**What you will do**
Return each line of the records holding the string "page".

**Records**
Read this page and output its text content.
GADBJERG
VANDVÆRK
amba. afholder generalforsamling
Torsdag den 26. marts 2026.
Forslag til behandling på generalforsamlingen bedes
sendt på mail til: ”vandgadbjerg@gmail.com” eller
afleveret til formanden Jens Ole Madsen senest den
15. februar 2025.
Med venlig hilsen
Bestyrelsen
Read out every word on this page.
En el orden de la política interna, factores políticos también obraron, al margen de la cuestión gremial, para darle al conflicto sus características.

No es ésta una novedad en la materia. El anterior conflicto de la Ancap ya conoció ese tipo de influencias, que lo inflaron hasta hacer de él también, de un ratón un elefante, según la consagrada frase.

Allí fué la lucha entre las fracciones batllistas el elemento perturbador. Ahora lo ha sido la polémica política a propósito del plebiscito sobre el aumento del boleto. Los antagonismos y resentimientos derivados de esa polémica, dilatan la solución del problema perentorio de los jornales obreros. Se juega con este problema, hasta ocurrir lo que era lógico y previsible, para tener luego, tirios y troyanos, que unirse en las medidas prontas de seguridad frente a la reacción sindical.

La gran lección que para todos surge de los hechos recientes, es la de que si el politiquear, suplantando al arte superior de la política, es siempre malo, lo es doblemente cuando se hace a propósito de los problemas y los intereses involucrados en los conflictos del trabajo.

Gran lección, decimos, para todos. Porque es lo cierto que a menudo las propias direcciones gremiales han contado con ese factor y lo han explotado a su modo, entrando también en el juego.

**Task response**
Read this page and output its text content.
Read out every word on this page.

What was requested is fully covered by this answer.